[Stored data]

=-=-=

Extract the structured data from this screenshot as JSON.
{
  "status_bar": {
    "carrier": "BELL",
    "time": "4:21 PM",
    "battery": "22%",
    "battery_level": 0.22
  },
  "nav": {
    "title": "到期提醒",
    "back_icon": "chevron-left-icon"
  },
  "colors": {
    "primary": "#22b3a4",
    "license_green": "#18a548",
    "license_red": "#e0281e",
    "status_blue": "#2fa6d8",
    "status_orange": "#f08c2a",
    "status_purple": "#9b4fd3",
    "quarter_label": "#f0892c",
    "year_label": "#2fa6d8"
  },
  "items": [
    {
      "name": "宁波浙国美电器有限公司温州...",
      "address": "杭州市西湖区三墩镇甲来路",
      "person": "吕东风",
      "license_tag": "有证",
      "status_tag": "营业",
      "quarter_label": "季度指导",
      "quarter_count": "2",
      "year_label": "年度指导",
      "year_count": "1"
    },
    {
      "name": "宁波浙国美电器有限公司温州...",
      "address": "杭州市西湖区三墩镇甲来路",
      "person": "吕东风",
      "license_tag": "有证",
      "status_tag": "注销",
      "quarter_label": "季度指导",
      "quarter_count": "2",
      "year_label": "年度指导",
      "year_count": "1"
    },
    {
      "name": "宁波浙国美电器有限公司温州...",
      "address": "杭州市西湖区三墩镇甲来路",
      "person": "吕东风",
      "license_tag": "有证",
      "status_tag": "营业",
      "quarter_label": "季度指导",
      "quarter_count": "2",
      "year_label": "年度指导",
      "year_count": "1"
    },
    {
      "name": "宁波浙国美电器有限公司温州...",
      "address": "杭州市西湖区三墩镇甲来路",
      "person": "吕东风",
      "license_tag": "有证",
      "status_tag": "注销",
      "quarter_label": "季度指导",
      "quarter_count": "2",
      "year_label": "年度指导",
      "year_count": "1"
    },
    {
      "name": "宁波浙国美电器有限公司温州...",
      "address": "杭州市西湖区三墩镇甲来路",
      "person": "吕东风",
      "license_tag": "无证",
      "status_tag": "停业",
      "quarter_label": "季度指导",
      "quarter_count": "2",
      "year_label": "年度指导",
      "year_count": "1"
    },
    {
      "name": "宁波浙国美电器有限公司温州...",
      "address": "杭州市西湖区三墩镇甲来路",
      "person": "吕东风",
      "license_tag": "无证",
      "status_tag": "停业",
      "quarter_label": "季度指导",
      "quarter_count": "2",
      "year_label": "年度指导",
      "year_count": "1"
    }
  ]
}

=-=-=

__Stated problem__:
Extract all of the data above and output it character for character.

__Exercise response__:
Extract the structured data from this screenshot as JSON.
{
  "status_bar": {
    "carrier": "BELL",
    "time": "4:21 PM",
    "battery": "22%",
    "battery_level": 0.22
  },
  "nav": {
    "title": "到期提醒",
    "back_icon": "chevron-left-icon"
  },
  "colors": {
    "primary": "#22b3a4",
    "license_green": "#18a548",
    "license_red": "#e0281e",
    "status_blue": "#2fa6d8",
    "status_orange": "#f08c2a",
    "status_purple": "#9b4fd3",
    "quarter_label": "#f0892c",
    "year_label": "#2fa6d8"
  },
  "items": [
    {
      "name": "宁波浙国美电器有限公司温州...",
      "address": "杭州市西湖区三墩镇甲来路",
      "person": "吕东风",
      "license_tag": "有证",
      "status_tag": "营业",
      "quarter_label": "季度指导",
      "quarter_count": "2",
      "year_label": "年度指导",
      "year_count": "1"
    },
    {
      "name": "宁波浙国美电器有限公司温州...",
      "address": "杭州市西湖区三墩镇甲来路",
      "person": "吕东风",
      "license_tag": "有证",
      "status_tag": "注销",
      "quarter_label": "季度指导",
      "quarter_count": "2",
      "year_label": "年度指导",
      "year_count": "1"
    },
    {
      "name": "宁波浙国美电器有限公司温州...",
      "address": "杭州市西湖区三墩镇甲来路",
      "person": "吕东风",
      "license_tag": "有证",
      "status_tag": "营业",
      "quarter_label": "季度指导",
      "quarter_count": "2",
      "year_label": "年度指导",
      "year_count": "1"
    },
    {
      "name": "宁波浙国美电器有限公司温州...",
      "address": "杭州市西湖区三墩镇甲来路",
      "person": "吕东风",
      "license_tag": "有证",
      "status_tag": "注销",
      "quarter_label": "季度指导",
      "quarter_count": "2",
      "year_label": "年度指导",
      "year_count": "1"
    },
    {
      "name": "宁波浙国美电器有限公司温州...",
      "address": "杭州市西湖区三墩镇甲来路",
      "person": "吕东风",
      "license_tag": "无证",
      "status_tag": "停业",
      "quarter_label": "季度指导",
      "quarter_count": "2",
      "year_label": "年度指导",
      "year_count": "1"
    },
    {
      "name": "宁波浙国美电器有限公司温州...",
      "address": "杭州市西湖区三墩镇甲来路",
      "person": "吕东风",
      "license_tag": "无证",
      "status_tag": "停业",
      "quarter_label": "季度指导",
      "quarter_count": "2",
      "year_label": "年度指导",
      "year_count": "1"
    }
  ]
}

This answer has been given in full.